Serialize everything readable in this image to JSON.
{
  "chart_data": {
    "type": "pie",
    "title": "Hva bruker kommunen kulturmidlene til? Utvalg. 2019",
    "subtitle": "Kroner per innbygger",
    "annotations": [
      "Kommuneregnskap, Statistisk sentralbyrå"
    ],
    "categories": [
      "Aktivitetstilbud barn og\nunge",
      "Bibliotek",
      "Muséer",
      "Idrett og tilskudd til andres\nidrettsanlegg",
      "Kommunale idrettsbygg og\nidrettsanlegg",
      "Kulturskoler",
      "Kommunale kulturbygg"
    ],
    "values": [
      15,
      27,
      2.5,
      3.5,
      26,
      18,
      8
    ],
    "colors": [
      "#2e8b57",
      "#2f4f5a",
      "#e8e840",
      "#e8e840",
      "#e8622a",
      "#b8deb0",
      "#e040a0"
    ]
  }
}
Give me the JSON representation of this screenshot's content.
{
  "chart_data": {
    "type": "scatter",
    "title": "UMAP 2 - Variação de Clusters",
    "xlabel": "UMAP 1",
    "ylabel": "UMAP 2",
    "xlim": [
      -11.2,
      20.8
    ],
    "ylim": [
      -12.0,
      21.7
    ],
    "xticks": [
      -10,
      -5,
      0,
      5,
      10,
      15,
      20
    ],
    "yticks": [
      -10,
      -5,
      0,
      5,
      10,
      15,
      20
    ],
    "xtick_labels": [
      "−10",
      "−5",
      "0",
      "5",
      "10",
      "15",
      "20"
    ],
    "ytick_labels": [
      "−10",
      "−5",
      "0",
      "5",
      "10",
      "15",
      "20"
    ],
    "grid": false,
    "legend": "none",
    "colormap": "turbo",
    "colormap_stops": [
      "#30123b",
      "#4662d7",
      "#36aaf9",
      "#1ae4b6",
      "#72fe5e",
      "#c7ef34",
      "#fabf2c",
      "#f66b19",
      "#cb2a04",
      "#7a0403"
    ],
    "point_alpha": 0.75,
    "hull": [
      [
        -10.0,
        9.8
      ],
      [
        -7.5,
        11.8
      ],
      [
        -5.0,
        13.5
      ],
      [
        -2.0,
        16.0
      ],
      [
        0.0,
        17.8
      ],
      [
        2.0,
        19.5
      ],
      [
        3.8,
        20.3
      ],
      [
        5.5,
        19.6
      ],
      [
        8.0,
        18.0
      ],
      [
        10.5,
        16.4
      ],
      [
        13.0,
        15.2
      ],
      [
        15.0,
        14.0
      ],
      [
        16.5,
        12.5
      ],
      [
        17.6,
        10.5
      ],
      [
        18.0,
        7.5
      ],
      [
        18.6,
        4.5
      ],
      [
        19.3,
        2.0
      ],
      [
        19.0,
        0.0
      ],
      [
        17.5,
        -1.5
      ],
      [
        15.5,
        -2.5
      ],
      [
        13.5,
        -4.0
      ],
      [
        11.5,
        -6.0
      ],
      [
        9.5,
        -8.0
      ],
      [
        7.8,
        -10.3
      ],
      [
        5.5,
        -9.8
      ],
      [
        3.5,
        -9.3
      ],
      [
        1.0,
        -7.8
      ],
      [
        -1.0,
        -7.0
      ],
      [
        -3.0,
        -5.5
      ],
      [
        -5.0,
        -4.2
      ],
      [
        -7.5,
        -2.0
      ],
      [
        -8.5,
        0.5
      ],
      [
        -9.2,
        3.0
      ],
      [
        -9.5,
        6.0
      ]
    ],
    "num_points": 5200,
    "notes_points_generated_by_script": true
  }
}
****************
### What the task asks:
Every line above needs to be retyped exactly.

### Correct answer:
Serialize everything readable in this image to JSON.
{
  "chart_data": {
    "type": "pie",
    "title": "Hva bruker kommunen kulturmidlene til? Utvalg. 2019",
    "subtitle": "Kroner per innbygger",
    "annotations": [
      "Kommuneregnskap, Statistisk sentralbyrå"
    ],
    "categories": [
      "Aktivitetstilbud barn og\nunge",
      "Bibliotek",
      "Muséer",
      "Idrett og tilskudd til andres\nidrettsanlegg",
      "Kommunale idrettsbygg og\nidrettsanlegg",
      "Kulturskoler",
      "Kommunale kulturbygg"
    ],
    "values": [
      15,
      27,
      2.5,
      3.5,
      26,
      18,
      8
    ],
    "colors": [
      "#2e8b57",
      "#2f4f5a",
      "#e8e840",
      "#e8e840",
      "#e8622a",
      "#b8deb0",
      "#e040a0"
    ]
  }
}
Give me the JSON representation of this screenshot's content.
{
  "chart_data": {
    "type": "scatter",
    "title": "UMAP 2 - Variação de Clusters",
    "xlabel": "UMAP 1",
    "ylabel": "UMAP 2",
    "xlim": [
      -11.2,
      20.8
    ],
    "ylim": [
      -12.0,
      21.7
    ],
    "xticks": [
      -10,
      -5,
      0,
      5,
      10,
      15,
      20
    ],
    "yticks": [
      -10,
      -5,
      0,
      5,
      10,
      15,
      20
    ],
    "xtick_labels": [
      "−10",
      "−5",
      "0",
      "5",
      "10",
      "15",
      "20"
    ],
    "ytick_labels": [
      "−10",
      "−5",
      "0",
      "5",
      "10",
      "15",
      "20"
    ],
    "grid": false,
    "legend": "none",
    "colormap": "turbo",
    "colormap_stops": [
      "#30123b",
      "#4662d7",
      "#36aaf9",
      "#1ae4b6",
      "#72fe5e",
      "#c7ef34",
      "#fabf2c",
      "#f66b19",
      "#cb2a04",
      "#7a0403"
    ],
    "point_alpha": 0.75,
    "hull": [
      [
        -10.0,
        9.8
      ],
      [
        -7.5,
        11.8
      ],
      [
        -5.0,
        13.5
      ],
      [
        -2.0,
        16.0
      ],
      [
        0.0,
        17.8
      ],
      [
        2.0,
        19.5
      ],
      [
        3.8,
        20.3
      ],
      [
        5.5,
        19.6
      ],
      [
        8.0,
        18.0
      ],
      [
        10.5,
        16.4
      ],
      [
        13.0,
        15.2
      ],
      [
        15.0,
        14.0
      ],
      [
        16.5,
        12.5
      ],
      [
        17.6,
        10.5
      ],
      [
        18.0,
        7.5
      ],
      [
        18.6,
        4.5
      ],
      [
        19.3,
        2.0
      ],
      [
        19.0,
        0.0
      ],
      [
        17.5,
        -1.5
      ],
      [
        15.5,
        -2.5
      ],
      [
        13.5,
        -4.0
      ],
      [
        11.5,
        -6.0
      ],
      [
        9.5,
        -8.0
      ],
      [
        7.8,
        -10.3
      ],
      [
        5.5,
        -9.8
      ],
      [
        3.5,
        -9.3
      ],
      [
        1.0,
        -7.8
      ],
      [
        -1.0,
        -7.0
      ],
      [
        -3.0,
        -5.5
      ],
      [
        -5.0,
        -4.2
      ],
      [
        -7.5,
        -2.0
      ],
      [
        -8.5,
        0.5
      ],
      [
        -9.2,
        3.0
      ],
      [
        -9.5,
        6.0
      ]
    ],
    "num_points": 5200,
    "notes_points_generated_by_script": true
  }
}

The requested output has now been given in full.